Exercise:
Return verbatim the run of lines that opens with the line holding "What data populates" and closes with the last line of the records.

%%

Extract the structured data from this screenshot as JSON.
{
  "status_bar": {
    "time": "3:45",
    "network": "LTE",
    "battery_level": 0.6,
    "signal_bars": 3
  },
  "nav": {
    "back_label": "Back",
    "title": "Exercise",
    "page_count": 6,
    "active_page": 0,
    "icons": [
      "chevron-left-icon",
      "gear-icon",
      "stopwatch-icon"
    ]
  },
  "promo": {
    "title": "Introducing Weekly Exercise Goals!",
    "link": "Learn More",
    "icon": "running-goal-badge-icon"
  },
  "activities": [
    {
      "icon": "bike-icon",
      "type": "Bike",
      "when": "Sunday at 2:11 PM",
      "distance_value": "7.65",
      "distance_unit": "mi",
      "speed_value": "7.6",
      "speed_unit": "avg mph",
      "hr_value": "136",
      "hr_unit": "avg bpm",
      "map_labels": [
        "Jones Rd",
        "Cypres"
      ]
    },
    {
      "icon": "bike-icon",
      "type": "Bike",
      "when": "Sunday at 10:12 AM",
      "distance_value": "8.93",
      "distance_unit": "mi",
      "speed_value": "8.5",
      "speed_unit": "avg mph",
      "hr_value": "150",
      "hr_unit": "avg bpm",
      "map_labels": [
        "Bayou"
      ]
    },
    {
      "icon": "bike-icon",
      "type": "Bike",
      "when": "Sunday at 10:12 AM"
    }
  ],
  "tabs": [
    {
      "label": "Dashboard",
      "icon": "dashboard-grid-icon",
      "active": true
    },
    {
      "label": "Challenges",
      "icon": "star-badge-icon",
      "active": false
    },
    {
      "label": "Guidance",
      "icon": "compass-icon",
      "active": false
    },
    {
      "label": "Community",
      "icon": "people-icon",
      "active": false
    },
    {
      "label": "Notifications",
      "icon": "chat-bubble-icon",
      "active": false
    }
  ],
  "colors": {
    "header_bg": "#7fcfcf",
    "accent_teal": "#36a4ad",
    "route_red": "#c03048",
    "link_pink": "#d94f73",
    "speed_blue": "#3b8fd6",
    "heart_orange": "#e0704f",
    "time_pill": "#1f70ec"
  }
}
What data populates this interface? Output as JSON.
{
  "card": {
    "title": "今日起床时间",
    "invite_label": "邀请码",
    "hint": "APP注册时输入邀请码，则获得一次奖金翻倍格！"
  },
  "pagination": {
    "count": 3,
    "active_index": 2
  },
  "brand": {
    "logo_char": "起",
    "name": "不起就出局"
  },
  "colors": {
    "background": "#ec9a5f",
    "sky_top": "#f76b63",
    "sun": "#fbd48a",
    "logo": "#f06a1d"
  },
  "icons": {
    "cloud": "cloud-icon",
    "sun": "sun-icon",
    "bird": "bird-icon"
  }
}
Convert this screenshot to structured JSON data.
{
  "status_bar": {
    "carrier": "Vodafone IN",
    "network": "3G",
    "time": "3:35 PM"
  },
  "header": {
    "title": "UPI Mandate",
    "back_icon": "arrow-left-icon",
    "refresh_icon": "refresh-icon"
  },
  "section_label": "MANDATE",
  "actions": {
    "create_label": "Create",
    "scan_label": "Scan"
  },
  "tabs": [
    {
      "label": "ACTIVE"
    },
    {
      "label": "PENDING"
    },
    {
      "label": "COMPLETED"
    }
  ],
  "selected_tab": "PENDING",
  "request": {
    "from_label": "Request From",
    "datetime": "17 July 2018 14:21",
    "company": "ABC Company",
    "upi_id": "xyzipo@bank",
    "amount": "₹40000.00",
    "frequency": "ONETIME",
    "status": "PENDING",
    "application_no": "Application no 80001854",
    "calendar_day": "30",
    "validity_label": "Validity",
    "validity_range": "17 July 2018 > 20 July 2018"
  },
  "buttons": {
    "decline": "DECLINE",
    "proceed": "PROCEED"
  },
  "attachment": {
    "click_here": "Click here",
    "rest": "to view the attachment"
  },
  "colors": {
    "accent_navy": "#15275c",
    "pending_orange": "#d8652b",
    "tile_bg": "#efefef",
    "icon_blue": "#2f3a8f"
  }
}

%%

Solved exercise:
What data populates this interface? Output as JSON.
{
  "card": {
    "title": "今日起床时间",
    "invite_label": "邀请码",
    "hint": "APP注册时输入邀请码，则获得一次奖金翻倍格！"
  },
  "pagination": {
    "count": 3,
    "active_index": 2
  },
  "brand": {
    "logo_char": "起",
    "name": "不起就出局"
  },
  "colors": {
    "background": "#ec9a5f",
    "sky_top": "#f76b63",
    "sun": "#fbd48a",
    "logo": "#f06a1d"
  },
  "icons": {
    "cloud": "cloud-icon",
    "sun": "sun-icon",
    "bird": "bird-icon"
  }
}
Convert this screenshot to structured JSON data.
{
  "status_bar": {
    "carrier": "Vodafone IN",
    "network": "3G",
    "time": "3:35 PM"
  },
  "header": {
    "title": "UPI Mandate",
    "back_icon": "arrow-left-icon",
    "refresh_icon": "refresh-icon"
  },
  "section_label": "MANDATE",
  "actions": {
    "create_label": "Create",
    "scan_label": "Scan"
  },
  "tabs": [
    {
      "label": "ACTIVE"
    },
    {
      "label": "PENDING"
    },
    {
      "label": "COMPLETED"
    }
  ],
  "selected_tab": "PENDING",
  "request": {
    "from_label": "Request From",
    "datetime": "17 July 2018 14:21",
    "company": "ABC Company",
    "upi_id": "xyzipo@bank",
    "amount": "₹40000.00",
    "frequency": "ONETIME",
    "status": "PENDING",
    "application_no": "Application no 80001854",
    "calendar_day": "30",
    "validity_label": "Validity",
    "validity_range": "17 July 2018 > 20 July 2018"
  },
  "buttons": {
    "decline": "DECLINE",
    "proceed": "PROCEED"
  },
  "attachment": {
    "click_here": "Click here",
    "rest": "to view the attachment"
  },
  "colors": {
    "accent_navy": "#15275c",
    "pending_orange": "#d8652b",
    "tile_bg": "#efefef",
    "icon_blue": "#2f3a8f"
  }
}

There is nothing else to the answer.